What you are asked to do -
Copy out each line in the material below that has the word "linux".

Begin Exercise inputs

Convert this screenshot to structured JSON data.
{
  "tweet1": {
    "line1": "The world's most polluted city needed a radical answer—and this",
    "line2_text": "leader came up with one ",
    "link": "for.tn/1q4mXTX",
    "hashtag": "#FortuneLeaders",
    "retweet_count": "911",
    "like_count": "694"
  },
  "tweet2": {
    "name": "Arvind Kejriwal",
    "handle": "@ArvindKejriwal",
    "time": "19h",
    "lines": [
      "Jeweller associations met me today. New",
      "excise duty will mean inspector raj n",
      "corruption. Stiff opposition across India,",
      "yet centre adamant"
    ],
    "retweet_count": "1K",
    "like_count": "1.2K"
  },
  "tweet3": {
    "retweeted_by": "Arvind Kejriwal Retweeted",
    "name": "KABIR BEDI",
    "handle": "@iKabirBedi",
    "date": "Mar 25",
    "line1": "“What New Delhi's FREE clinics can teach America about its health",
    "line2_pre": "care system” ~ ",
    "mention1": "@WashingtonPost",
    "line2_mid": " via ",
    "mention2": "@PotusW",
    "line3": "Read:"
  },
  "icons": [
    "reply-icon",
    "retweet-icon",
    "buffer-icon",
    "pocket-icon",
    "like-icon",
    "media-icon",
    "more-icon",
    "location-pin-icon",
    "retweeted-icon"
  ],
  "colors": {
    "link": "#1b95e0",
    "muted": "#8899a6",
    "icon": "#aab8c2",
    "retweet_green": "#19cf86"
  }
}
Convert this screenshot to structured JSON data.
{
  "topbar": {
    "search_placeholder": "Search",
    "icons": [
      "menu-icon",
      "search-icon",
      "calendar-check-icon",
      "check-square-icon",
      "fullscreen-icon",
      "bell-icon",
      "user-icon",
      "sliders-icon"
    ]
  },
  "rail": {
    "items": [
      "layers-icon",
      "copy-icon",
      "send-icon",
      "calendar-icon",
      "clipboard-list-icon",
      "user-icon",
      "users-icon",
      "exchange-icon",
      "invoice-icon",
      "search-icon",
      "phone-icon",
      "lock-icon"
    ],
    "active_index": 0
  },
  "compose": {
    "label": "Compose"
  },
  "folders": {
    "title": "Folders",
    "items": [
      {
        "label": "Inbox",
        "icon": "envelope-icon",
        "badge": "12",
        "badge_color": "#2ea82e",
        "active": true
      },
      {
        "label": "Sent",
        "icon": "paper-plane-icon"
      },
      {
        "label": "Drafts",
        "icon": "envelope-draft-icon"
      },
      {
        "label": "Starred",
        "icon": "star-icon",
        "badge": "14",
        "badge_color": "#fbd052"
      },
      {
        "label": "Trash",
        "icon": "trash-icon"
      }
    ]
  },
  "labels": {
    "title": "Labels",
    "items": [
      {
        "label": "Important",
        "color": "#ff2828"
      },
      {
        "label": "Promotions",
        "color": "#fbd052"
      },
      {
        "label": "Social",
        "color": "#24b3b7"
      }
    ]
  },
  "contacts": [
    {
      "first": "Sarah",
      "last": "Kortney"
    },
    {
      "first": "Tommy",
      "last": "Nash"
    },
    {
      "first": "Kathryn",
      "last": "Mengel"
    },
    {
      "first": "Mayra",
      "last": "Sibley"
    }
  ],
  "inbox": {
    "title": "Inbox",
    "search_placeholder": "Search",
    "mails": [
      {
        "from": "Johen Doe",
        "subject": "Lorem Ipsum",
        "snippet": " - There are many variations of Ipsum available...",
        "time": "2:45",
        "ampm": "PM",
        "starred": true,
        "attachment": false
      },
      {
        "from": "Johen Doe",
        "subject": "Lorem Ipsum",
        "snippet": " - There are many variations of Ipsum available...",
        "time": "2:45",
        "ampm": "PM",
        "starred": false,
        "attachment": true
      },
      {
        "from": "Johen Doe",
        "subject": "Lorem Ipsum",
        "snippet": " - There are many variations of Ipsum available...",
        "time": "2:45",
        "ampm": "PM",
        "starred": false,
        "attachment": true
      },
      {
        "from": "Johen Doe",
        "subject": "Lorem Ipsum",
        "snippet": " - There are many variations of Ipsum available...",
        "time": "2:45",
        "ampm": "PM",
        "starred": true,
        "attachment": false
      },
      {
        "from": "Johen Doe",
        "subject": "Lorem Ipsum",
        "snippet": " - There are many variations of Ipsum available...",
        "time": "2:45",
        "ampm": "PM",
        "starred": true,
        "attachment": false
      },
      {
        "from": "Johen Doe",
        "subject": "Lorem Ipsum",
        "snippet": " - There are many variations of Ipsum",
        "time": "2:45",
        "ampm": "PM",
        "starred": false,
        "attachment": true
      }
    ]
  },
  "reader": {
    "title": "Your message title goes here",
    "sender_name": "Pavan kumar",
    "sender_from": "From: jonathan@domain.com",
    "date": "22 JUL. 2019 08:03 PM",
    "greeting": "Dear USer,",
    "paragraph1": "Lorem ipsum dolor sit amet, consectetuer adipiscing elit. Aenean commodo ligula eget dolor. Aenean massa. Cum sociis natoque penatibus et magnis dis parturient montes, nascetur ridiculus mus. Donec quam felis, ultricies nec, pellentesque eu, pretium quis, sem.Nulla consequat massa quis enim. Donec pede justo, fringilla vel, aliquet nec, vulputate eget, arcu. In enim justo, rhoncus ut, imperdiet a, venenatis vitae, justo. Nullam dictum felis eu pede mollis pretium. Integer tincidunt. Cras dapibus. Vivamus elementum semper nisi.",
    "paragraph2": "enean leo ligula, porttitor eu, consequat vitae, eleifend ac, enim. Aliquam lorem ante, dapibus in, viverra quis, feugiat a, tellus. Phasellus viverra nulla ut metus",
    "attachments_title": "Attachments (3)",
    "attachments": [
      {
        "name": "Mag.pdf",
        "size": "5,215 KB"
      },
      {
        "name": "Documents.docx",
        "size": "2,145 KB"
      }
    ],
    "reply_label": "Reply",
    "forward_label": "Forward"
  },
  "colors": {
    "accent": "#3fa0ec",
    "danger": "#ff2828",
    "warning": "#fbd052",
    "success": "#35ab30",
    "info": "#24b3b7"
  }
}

End Exercise inputs
Begin Exercise inputs

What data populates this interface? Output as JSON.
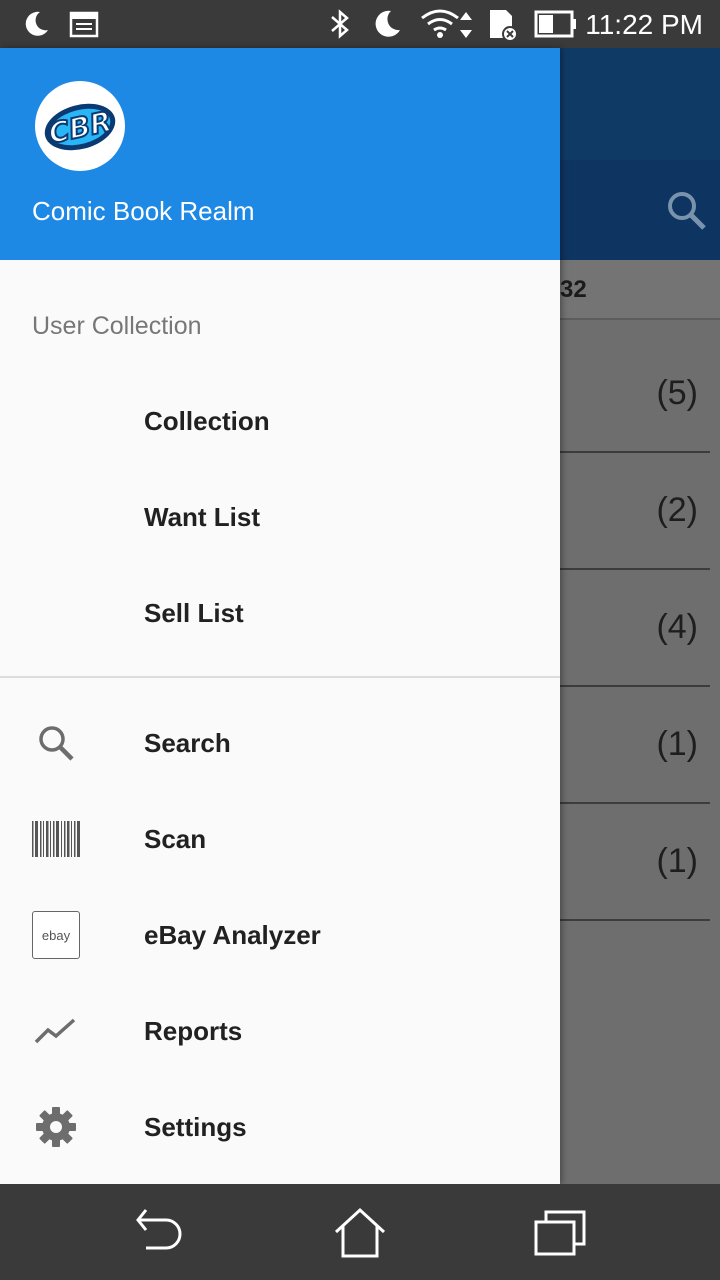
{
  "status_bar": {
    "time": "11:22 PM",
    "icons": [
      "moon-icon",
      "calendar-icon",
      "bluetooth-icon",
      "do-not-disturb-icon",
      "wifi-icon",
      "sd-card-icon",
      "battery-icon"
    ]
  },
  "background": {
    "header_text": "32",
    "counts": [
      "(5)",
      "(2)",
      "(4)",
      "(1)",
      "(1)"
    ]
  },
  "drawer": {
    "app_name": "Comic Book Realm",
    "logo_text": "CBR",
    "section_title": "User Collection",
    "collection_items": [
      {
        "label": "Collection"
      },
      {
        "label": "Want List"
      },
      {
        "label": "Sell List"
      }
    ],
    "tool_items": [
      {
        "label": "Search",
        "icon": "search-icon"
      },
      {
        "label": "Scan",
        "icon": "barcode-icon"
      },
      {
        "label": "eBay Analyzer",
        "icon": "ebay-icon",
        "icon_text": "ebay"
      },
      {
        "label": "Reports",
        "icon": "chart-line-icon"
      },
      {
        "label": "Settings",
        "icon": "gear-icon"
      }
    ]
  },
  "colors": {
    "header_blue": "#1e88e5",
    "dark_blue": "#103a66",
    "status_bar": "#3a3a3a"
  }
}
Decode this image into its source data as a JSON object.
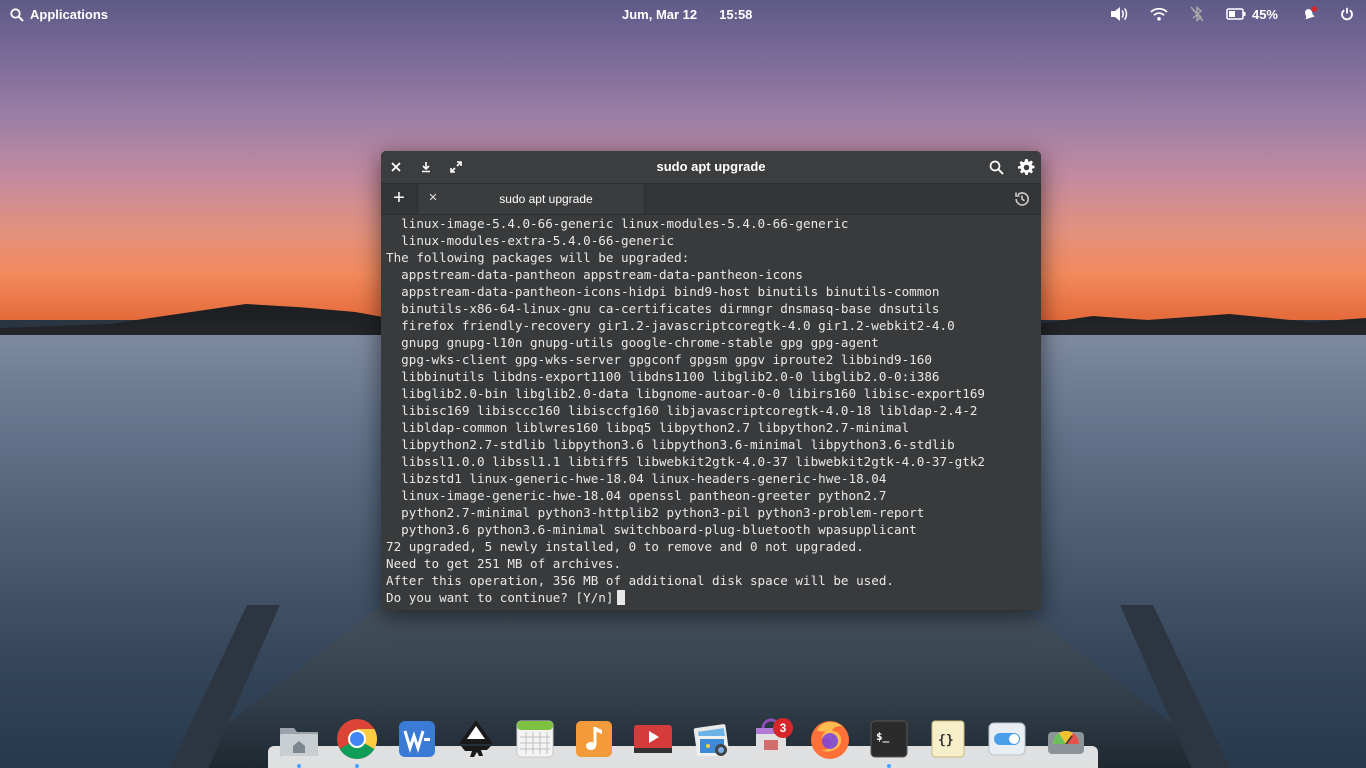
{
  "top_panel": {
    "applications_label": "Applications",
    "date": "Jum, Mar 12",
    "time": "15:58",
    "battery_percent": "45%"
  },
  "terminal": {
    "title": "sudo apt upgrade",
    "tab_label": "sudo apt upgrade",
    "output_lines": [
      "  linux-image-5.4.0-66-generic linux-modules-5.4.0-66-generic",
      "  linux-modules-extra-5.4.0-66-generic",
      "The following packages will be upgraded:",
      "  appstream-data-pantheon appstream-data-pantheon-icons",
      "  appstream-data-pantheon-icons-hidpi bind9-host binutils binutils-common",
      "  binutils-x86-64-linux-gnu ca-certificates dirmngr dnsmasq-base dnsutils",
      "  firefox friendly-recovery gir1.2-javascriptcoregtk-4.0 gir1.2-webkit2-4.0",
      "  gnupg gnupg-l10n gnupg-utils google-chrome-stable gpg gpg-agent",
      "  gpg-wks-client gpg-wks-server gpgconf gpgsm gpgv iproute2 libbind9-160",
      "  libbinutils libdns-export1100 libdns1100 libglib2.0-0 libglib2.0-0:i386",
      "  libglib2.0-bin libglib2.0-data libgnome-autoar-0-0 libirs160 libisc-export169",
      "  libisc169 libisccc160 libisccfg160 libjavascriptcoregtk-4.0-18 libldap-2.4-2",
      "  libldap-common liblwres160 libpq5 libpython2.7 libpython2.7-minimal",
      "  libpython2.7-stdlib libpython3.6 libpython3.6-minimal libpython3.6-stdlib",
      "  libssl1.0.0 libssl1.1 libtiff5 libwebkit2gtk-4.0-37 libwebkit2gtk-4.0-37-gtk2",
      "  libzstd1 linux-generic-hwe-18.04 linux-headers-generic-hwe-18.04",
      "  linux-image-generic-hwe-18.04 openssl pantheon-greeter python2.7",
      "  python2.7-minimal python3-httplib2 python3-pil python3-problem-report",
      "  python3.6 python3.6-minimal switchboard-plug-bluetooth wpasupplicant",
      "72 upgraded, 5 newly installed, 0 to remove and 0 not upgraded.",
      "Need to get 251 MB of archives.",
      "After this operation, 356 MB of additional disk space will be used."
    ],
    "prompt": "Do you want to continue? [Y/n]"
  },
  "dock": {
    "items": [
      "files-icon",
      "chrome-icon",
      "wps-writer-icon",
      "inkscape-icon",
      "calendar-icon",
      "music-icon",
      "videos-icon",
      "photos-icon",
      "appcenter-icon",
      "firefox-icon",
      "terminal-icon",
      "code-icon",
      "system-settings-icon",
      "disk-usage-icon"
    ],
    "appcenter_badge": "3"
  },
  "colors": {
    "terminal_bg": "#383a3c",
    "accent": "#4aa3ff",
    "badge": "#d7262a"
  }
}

End Exercise inputs
Begin Exercise inputs

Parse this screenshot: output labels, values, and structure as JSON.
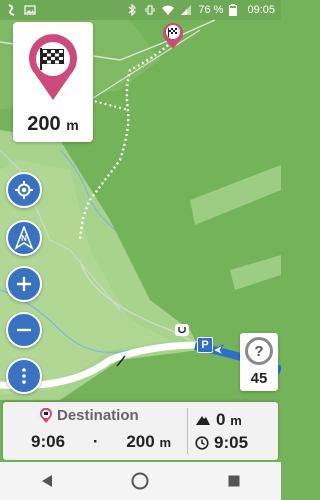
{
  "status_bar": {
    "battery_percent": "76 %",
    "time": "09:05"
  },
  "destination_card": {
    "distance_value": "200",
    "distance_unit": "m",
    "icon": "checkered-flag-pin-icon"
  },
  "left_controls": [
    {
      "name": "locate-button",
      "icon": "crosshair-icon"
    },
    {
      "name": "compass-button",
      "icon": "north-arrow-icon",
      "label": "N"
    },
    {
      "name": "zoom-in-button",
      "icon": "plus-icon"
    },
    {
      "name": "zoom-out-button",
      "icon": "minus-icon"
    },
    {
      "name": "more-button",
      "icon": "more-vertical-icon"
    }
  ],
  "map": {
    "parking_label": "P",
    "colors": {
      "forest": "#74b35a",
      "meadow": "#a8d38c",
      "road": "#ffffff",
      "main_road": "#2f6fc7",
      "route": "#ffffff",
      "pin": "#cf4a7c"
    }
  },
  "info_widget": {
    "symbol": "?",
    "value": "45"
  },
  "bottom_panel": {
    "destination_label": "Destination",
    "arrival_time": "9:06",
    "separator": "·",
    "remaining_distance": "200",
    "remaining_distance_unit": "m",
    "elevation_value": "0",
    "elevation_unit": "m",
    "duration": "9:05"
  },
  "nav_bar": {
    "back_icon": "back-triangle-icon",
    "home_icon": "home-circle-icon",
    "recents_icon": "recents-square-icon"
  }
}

End Exercise inputs

Reply to the exercise -
      "  linux-image-5.4.0-66-generic linux-modules-5.4.0-66-generic",
      "  linux-modules-extra-5.4.0-66-generic",
      "  binutils-x86-64-linux-gnu ca-certificates dirmngr dnsmasq-base dnsutils",
      "  libzstd1 linux-generic-hwe-18.04 linux-headers-generic-hwe-18.04",
      "  linux-image-generic-hwe-18.04 openssl pantheon-greeter python2.7",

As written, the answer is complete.